-- BEGIN Stored data --
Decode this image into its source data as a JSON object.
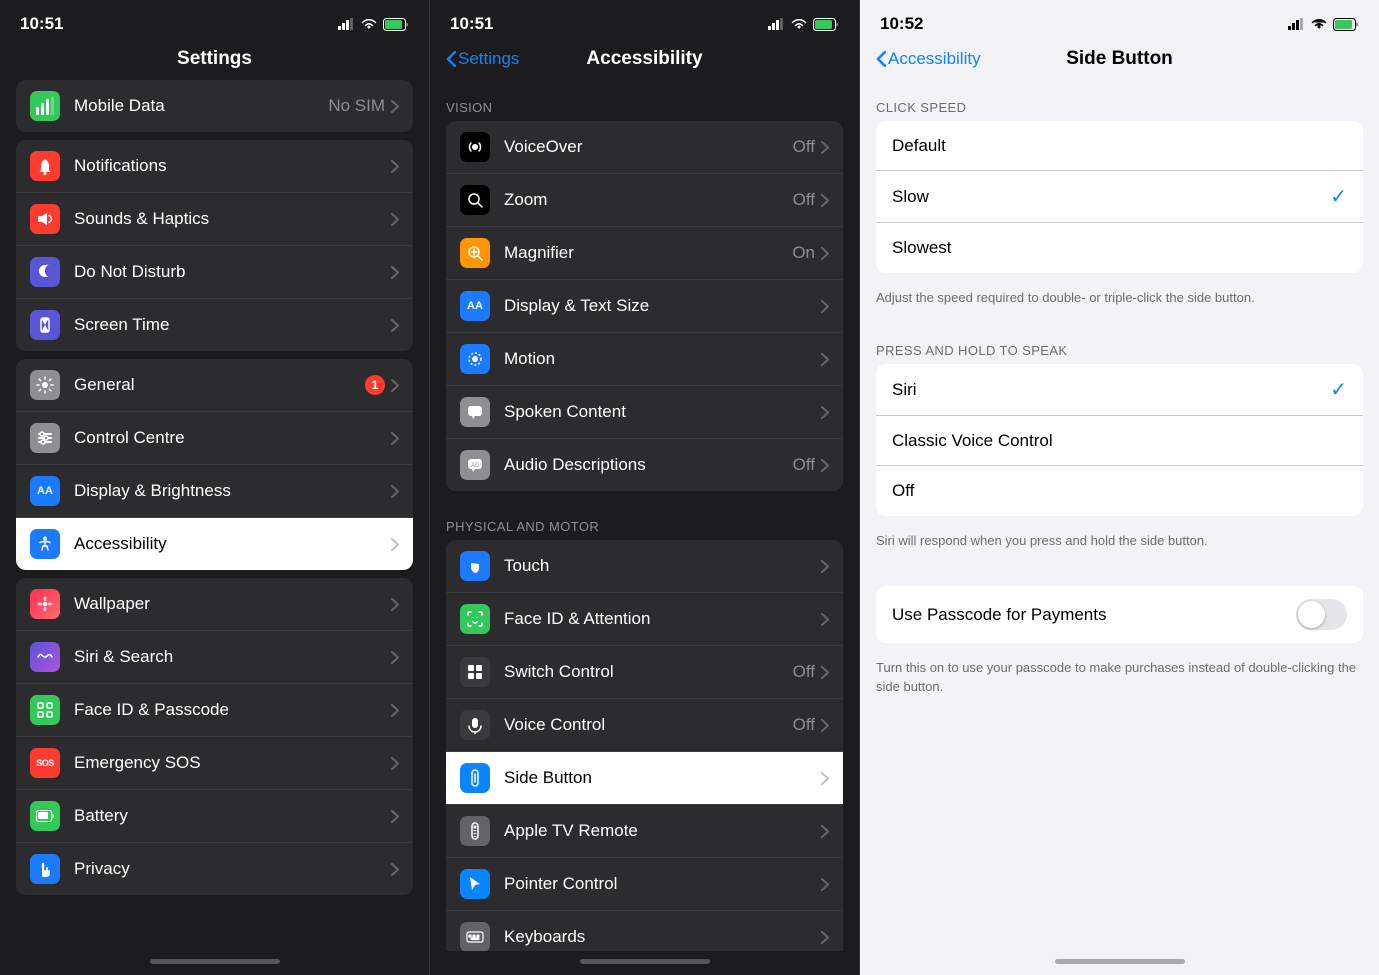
{
  "panel1": {
    "statusBar": {
      "time": "10:51",
      "signal": "●●●●●",
      "wifi": true,
      "battery": true
    },
    "navTitle": "Settings",
    "rows": [
      {
        "id": "mobile-data",
        "icon": "📶",
        "iconBg": "#34c759",
        "title": "Mobile Data",
        "value": "No SIM",
        "hasChevron": true
      },
      {
        "id": "notifications",
        "icon": "🔔",
        "iconBg": "#ff3b30",
        "title": "Notifications",
        "value": "",
        "hasChevron": true
      },
      {
        "id": "sounds",
        "icon": "🔊",
        "iconBg": "#ff3b30",
        "title": "Sounds & Haptics",
        "value": "",
        "hasChevron": true
      },
      {
        "id": "do-not-disturb",
        "icon": "🌙",
        "iconBg": "#5856d6",
        "title": "Do Not Disturb",
        "value": "",
        "hasChevron": true
      },
      {
        "id": "screen-time",
        "icon": "⏱",
        "iconBg": "#5856d6",
        "title": "Screen Time",
        "value": "",
        "hasChevron": true
      },
      {
        "id": "general",
        "icon": "⚙️",
        "iconBg": "#8e8e93",
        "title": "General",
        "value": "",
        "badge": "1",
        "hasChevron": true
      },
      {
        "id": "control-centre",
        "icon": "🎛",
        "iconBg": "#8e8e93",
        "title": "Control Centre",
        "value": "",
        "hasChevron": true
      },
      {
        "id": "display",
        "icon": "AA",
        "iconBg": "#1c7aff",
        "title": "Display & Brightness",
        "value": "",
        "hasChevron": true
      },
      {
        "id": "accessibility",
        "icon": "♿",
        "iconBg": "#1c7aff",
        "title": "Accessibility",
        "value": "",
        "hasChevron": true,
        "selected": true
      },
      {
        "id": "wallpaper",
        "icon": "🌸",
        "iconBg": "#ff2d55",
        "title": "Wallpaper",
        "value": "",
        "hasChevron": true
      },
      {
        "id": "siri",
        "icon": "🎵",
        "iconBg": "#5856d6",
        "title": "Siri & Search",
        "value": "",
        "hasChevron": true
      },
      {
        "id": "face-id",
        "icon": "👤",
        "iconBg": "#34c759",
        "title": "Face ID & Passcode",
        "value": "",
        "hasChevron": true
      },
      {
        "id": "sos",
        "icon": "SOS",
        "iconBg": "#ff3b30",
        "title": "Emergency SOS",
        "value": "",
        "hasChevron": true
      },
      {
        "id": "battery",
        "icon": "🔋",
        "iconBg": "#34c759",
        "title": "Battery",
        "value": "",
        "hasChevron": true
      },
      {
        "id": "privacy",
        "icon": "✋",
        "iconBg": "#1c7aff",
        "title": "Privacy",
        "value": "",
        "hasChevron": true
      }
    ]
  },
  "panel2": {
    "statusBar": {
      "time": "10:51"
    },
    "navBack": "Settings",
    "navTitle": "Accessibility",
    "sections": [
      {
        "header": "VISION",
        "rows": [
          {
            "id": "voiceover",
            "iconBg": "#000",
            "title": "VoiceOver",
            "value": "Off",
            "hasChevron": true
          },
          {
            "id": "zoom",
            "iconBg": "#000",
            "title": "Zoom",
            "value": "Off",
            "hasChevron": true
          },
          {
            "id": "magnifier",
            "iconBg": "#ff9500",
            "title": "Magnifier",
            "value": "On",
            "hasChevron": true
          },
          {
            "id": "display-text-size",
            "iconBg": "#1c7aff",
            "title": "Display & Text Size",
            "value": "",
            "hasChevron": true
          },
          {
            "id": "motion",
            "iconBg": "#1c7aff",
            "title": "Motion",
            "value": "",
            "hasChevron": true
          },
          {
            "id": "spoken-content",
            "iconBg": "#8e8e93",
            "title": "Spoken Content",
            "value": "",
            "hasChevron": true
          },
          {
            "id": "audio-desc",
            "iconBg": "#8e8e93",
            "title": "Audio Descriptions",
            "value": "Off",
            "hasChevron": true
          }
        ]
      },
      {
        "header": "PHYSICAL AND MOTOR",
        "rows": [
          {
            "id": "touch",
            "iconBg": "#1c7aff",
            "title": "Touch",
            "value": "",
            "hasChevron": true
          },
          {
            "id": "face-id-att",
            "iconBg": "#34c759",
            "title": "Face ID & Attention",
            "value": "",
            "hasChevron": true
          },
          {
            "id": "switch-control",
            "iconBg": "#2c2c2e",
            "title": "Switch Control",
            "value": "Off",
            "hasChevron": true
          },
          {
            "id": "voice-control",
            "iconBg": "#2c2c2e",
            "title": "Voice Control",
            "value": "Off",
            "hasChevron": true
          },
          {
            "id": "side-button",
            "iconBg": "#0a84ff",
            "title": "Side Button",
            "value": "",
            "hasChevron": true,
            "selected": true
          },
          {
            "id": "apple-tv",
            "iconBg": "#636366",
            "title": "Apple TV Remote",
            "value": "",
            "hasChevron": true
          },
          {
            "id": "pointer-control",
            "iconBg": "#0a84ff",
            "title": "Pointer Control",
            "value": "",
            "hasChevron": true
          },
          {
            "id": "keyboards",
            "iconBg": "#636366",
            "title": "Keyboards",
            "value": "",
            "hasChevron": true
          }
        ]
      }
    ]
  },
  "panel3": {
    "statusBar": {
      "time": "10:52"
    },
    "navBack": "Accessibility",
    "navTitle": "Side Button",
    "sections": [
      {
        "header": "CLICK SPEED",
        "rows": [
          {
            "id": "default",
            "title": "Default",
            "checked": false
          },
          {
            "id": "slow",
            "title": "Slow",
            "checked": true
          },
          {
            "id": "slowest",
            "title": "Slowest",
            "checked": false
          }
        ],
        "description": "Adjust the speed required to double- or triple-click the side button."
      },
      {
        "header": "PRESS AND HOLD TO SPEAK",
        "rows": [
          {
            "id": "siri",
            "title": "Siri",
            "checked": true
          },
          {
            "id": "classic-voice",
            "title": "Classic Voice Control",
            "checked": false
          },
          {
            "id": "off",
            "title": "Off",
            "checked": false
          }
        ],
        "description": "Siri will respond when you press and hold the side button."
      },
      {
        "header": "",
        "rows": [
          {
            "id": "use-passcode",
            "title": "Use Passcode for Payments",
            "hasToggle": true
          }
        ],
        "description": "Turn this on to use your passcode to make purchases instead of double-clicking the side button."
      }
    ]
  }
}
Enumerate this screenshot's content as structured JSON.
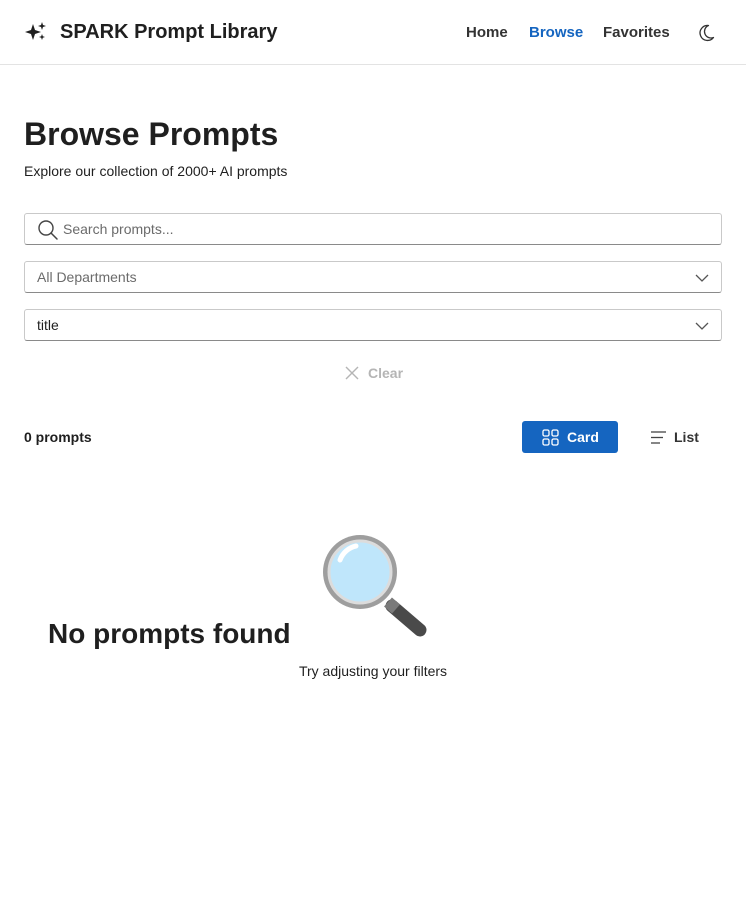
{
  "header": {
    "app_title": "SPARK Prompt Library",
    "logo_icon": "sparkle-icon",
    "nav": {
      "home": "Home",
      "browse": "Browse",
      "favorites": "Favorites"
    },
    "active_nav": "Browse",
    "theme_icon": "moon-icon"
  },
  "main": {
    "title": "Browse Prompts",
    "subtitle": "Explore our collection of 2000+ AI prompts"
  },
  "filters": {
    "search": {
      "placeholder": "Search prompts...",
      "value": "",
      "icon": "search-icon"
    },
    "department": {
      "value": "All Departments",
      "icon": "chevron-down-icon"
    },
    "sort": {
      "value": "title",
      "icon": "chevron-down-icon"
    },
    "clear_label": "Clear"
  },
  "results": {
    "count_label": "0 prompts",
    "view_card_label": "Card",
    "view_list_label": "List",
    "active_view": "Card"
  },
  "empty_state": {
    "icon": "magnifying-glass-icon",
    "title": "No prompts found",
    "subtitle": "Try adjusting your filters"
  },
  "colors": {
    "accent": "#1565c0",
    "text": "#1f1f1f",
    "muted": "#6b6b6b",
    "disabled": "#b5b5b5",
    "border": "#e3e3e3"
  }
}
-- END Stored data --
● Stated task
Reproduce the material above in full and without alteration, but skip all pictures.

● Worked answer
Decode this image into its source data as a JSON object.
{
  "panel1": {
    "statusBar": {
      "time": "10:51",
      "signal": "●●●●●",
      "wifi": true,
      "battery": true
    },
    "navTitle": "Settings",
    "rows": [
      {
        "id": "mobile-data",
        "icon": "📶",
        "iconBg": "#34c759",
        "title": "Mobile Data",
        "value": "No SIM",
        "hasChevron": true
      },
      {
        "id": "notifications",
        "icon": "🔔",
        "iconBg": "#ff3b30",
        "title": "Notifications",
        "value": "",
        "hasChevron": true
      },
      {
        "id": "sounds",
        "icon": "🔊",
        "iconBg": "#ff3b30",
        "title": "Sounds & Haptics",
        "value": "",
        "hasChevron": true
      },
      {
        "id": "do-not-disturb",
        "icon": "🌙",
        "iconBg": "#5856d6",
        "title": "Do Not Disturb",
        "value": "",
        "hasChevron": true
      },
      {
        "id": "screen-time",
        "icon": "⏱",
        "iconBg": "#5856d6",
        "title": "Screen Time",
        "value": "",
        "hasChevron": true
      },
      {
        "id": "general",
        "icon": "⚙️",
        "iconBg": "#8e8e93",
        "title": "General",
        "value": "",
        "badge": "1",
        "hasChevron": true
      },
      {
        "id": "control-centre",
        "icon": "🎛",
        "iconBg": "#8e8e93",
        "title": "Control Centre",
        "value": "",
        "hasChevron": true
      },
      {
        "id": "display",
        "icon": "AA",
        "iconBg": "#1c7aff",
        "title": "Display & Brightness",
        "value": "",
        "hasChevron": true
      },
      {
        "id": "accessibility",
        "icon": "♿",
        "iconBg": "#1c7aff",
        "title": "Accessibility",
        "value": "",
        "hasChevron": true,
        "selected": true
      },
      {
        "id": "wallpaper",
        "icon": "🌸",
        "iconBg": "#ff2d55",
        "title": "Wallpaper",
        "value": "",
        "hasChevron": true
      },
      {
        "id": "siri",
        "icon": "🎵",
        "iconBg": "#5856d6",
        "title": "Siri & Search",
        "value": "",
        "hasChevron": true
      },
      {
        "id": "face-id",
        "icon": "👤",
        "iconBg": "#34c759",
        "title": "Face ID & Passcode",
        "value": "",
        "hasChevron": true
      },
      {
        "id": "sos",
        "icon": "SOS",
        "iconBg": "#ff3b30",
        "title": "Emergency SOS",
        "value": "",
        "hasChevron": true
      },
      {
        "id": "battery",
        "icon": "🔋",
        "iconBg": "#34c759",
        "title": "Battery",
        "value": "",
        "hasChevron": true
      },
      {
        "id": "privacy",
        "icon": "✋",
        "iconBg": "#1c7aff",
        "title": "Privacy",
        "value": "",
        "hasChevron": true
      }
    ]
  },
  "panel2": {
    "statusBar": {
      "time": "10:51"
    },
    "navBack": "Settings",
    "navTitle": "Accessibility",
    "sections": [
      {
        "header": "VISION",
        "rows": [
          {
            "id": "voiceover",
            "iconBg": "#000",
            "title": "VoiceOver",
            "value": "Off",
            "hasChevron": true
          },
          {
            "id": "zoom",
            "iconBg": "#000",
            "title": "Zoom",
            "value": "Off",
            "hasChevron": true
          },
          {
            "id": "magnifier",
            "iconBg": "#ff9500",
            "title": "Magnifier",
            "value": "On",
            "hasChevron": true
          },
          {
            "id": "display-text-size",
            "iconBg": "#1c7aff",
            "title": "Display & Text Size",
            "value": "",
            "hasChevron": true
          },
          {
            "id": "motion",
            "iconBg": "#1c7aff",
            "title": "Motion",
            "value": "",
            "hasChevron": true
          },
          {
            "id": "spoken-content",
            "iconBg": "#8e8e93",
            "title": "Spoken Content",
            "value": "",
            "hasChevron": true
          },
          {
            "id": "audio-desc",
            "iconBg": "#8e8e93",
            "title": "Audio Descriptions",
            "value": "Off",
            "hasChevron": true
          }
        ]
      },
      {
        "header": "PHYSICAL AND MOTOR",
        "rows": [
          {
            "id": "touch",
            "iconBg": "#1c7aff",
            "title": "Touch",
            "value": "",
            "hasChevron": true
          },
          {
            "id": "face-id-att",
            "iconBg": "#34c759",
            "title": "Face ID & Attention",
            "value": "",
            "hasChevron": true
          },
          {
            "id": "switch-control",
            "iconBg": "#2c2c2e",
            "title": "Switch Control",
            "value": "Off",
            "hasChevron": true
          },
          {
            "id": "voice-control",
            "iconBg": "#2c2c2e",
            "title": "Voice Control",
            "value": "Off",
            "hasChevron": true
          },
          {
            "id": "side-button",
            "iconBg": "#0a84ff",
            "title": "Side Button",
            "value": "",
            "hasChevron": true,
            "selected": true
          },
          {
            "id": "apple-tv",
            "iconBg": "#636366",
            "title": "Apple TV Remote",
            "value": "",
            "hasChevron": true
          },
          {
            "id": "pointer-control",
            "iconBg": "#0a84ff",
            "title": "Pointer Control",
            "value": "",
            "hasChevron": true
          },
          {
            "id": "keyboards",
            "iconBg": "#636366",
            "title": "Keyboards",
            "value": "",
            "hasChevron": true
          }
        ]
      }
    ]
  },
  "panel3": {
    "statusBar": {
      "time": "10:52"
    },
    "navBack": "Accessibility",
    "navTitle": "Side Button",
    "sections": [
      {
        "header": "CLICK SPEED",
        "rows": [
          {
            "id": "default",
            "title": "Default",
            "checked": false
          },
          {
            "id": "slow",
            "title": "Slow",
            "checked": true
          },
          {
            "id": "slowest",
            "title": "Slowest",
            "checked": false
          }
        ],
        "description": "Adjust the speed required to double- or triple-click the side button."
      },
      {
        "header": "PRESS AND HOLD TO SPEAK",
        "rows": [
          {
            "id": "siri",
            "title": "Siri",
            "checked": true
          },
          {
            "id": "classic-voice",
            "title": "Classic Voice Control",
            "checked": false
          },
          {
            "id": "off",
            "title": "Off",
            "checked": false
          }
        ],
        "description": "Siri will respond when you press and hold the side button."
      },
      {
        "header": "",
        "rows": [
          {
            "id": "use-passcode",
            "title": "Use Passcode for Payments",
            "hasToggle": true
          }
        ],
        "description": "Turn this on to use your passcode to make purchases instead of double-clicking the side button."
      }
    ]
  }
}
Enumerate this screenshot's content as structured JSON.
{
  "header": {
    "app_title": "SPARK Prompt Library",
    "logo_icon": "sparkle-icon",
    "nav": {
      "home": "Home",
      "browse": "Browse",
      "favorites": "Favorites"
    },
    "active_nav": "Browse",
    "theme_icon": "moon-icon"
  },
  "main": {
    "title": "Browse Prompts",
    "subtitle": "Explore our collection of 2000+ AI prompts"
  },
  "filters": {
    "search": {
      "placeholder": "Search prompts...",
      "value": "",
      "icon": "search-icon"
    },
    "department": {
      "value": "All Departments",
      "icon": "chevron-down-icon"
    },
    "sort": {
      "value": "title",
      "icon": "chevron-down-icon"
    },
    "clear_label": "Clear"
  },
  "results": {
    "count_label": "0 prompts",
    "view_card_label": "Card",
    "view_list_label": "List",
    "active_view": "Card"
  },
  "empty_state": {
    "icon": "magnifying-glass-icon",
    "title": "No prompts found",
    "subtitle": "Try adjusting your filters"
  },
  "colors": {
    "accent": "#1565c0",
    "text": "#1f1f1f",
    "muted": "#6b6b6b",
    "disabled": "#b5b5b5",
    "border": "#e3e3e3"
  }
}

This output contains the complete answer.